Dataset rows for apps and sites
· · · ·
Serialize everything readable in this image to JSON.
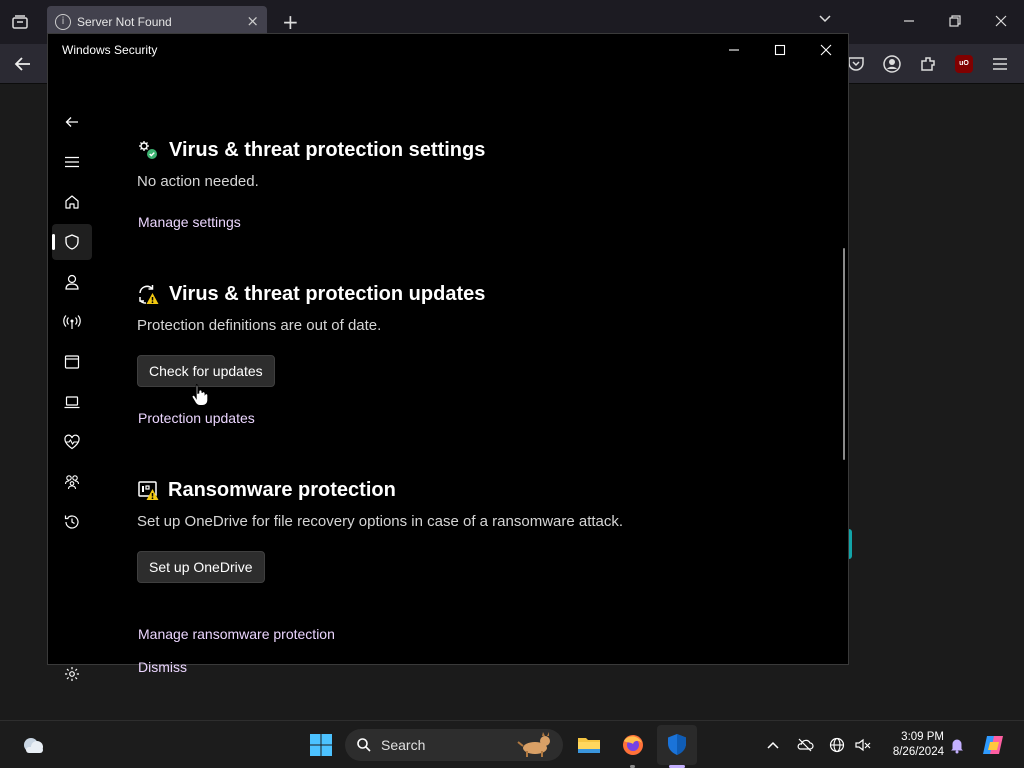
{
  "browser": {
    "tab_title": "Server Not Found",
    "page_fragment_text": ")"
  },
  "window": {
    "title": "Windows Security"
  },
  "sidebar": {
    "items": [
      {
        "name": "back",
        "icon": "back-arrow-icon"
      },
      {
        "name": "menu",
        "icon": "hamburger-menu-icon"
      },
      {
        "name": "home",
        "icon": "home-icon"
      },
      {
        "name": "virus-threat-protection",
        "icon": "shield-icon",
        "active": true
      },
      {
        "name": "account-protection",
        "icon": "person-icon"
      },
      {
        "name": "firewall-network",
        "icon": "wireless-antenna-icon"
      },
      {
        "name": "app-browser-control",
        "icon": "app-window-icon"
      },
      {
        "name": "device-security",
        "icon": "laptop-icon"
      },
      {
        "name": "device-performance-health",
        "icon": "heart-pulse-icon"
      },
      {
        "name": "family-options",
        "icon": "family-icon"
      },
      {
        "name": "protection-history",
        "icon": "history-icon"
      },
      {
        "name": "settings",
        "icon": "gear-icon"
      }
    ]
  },
  "sections": {
    "settings": {
      "title": "Virus & threat protection settings",
      "desc": "No action needed.",
      "link": "Manage settings"
    },
    "updates": {
      "title": "Virus & threat protection updates",
      "desc": "Protection definitions are out of date.",
      "button": "Check for updates",
      "link": "Protection updates"
    },
    "ransomware": {
      "title": "Ransomware protection",
      "desc": "Set up OneDrive for file recovery options in case of a ransomware attack.",
      "button": "Set up OneDrive",
      "link": "Manage ransomware protection",
      "dismiss": "Dismiss"
    }
  },
  "taskbar": {
    "search_label": "Search",
    "time": "3:09 PM",
    "date": "8/26/2024"
  },
  "colors": {
    "link": "#ecd6ff",
    "accent": "#c4b0ff",
    "warning": "#f2c811",
    "ok": "#3cb371"
  }
}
· · · ·
-- How to complete this task --
Search the data above for the string "options" and copy each line that has it.

-- Worked solution --
        "name": "family-options",
      "desc": "Set up OneDrive for file recovery options in case of a ransomware attack.",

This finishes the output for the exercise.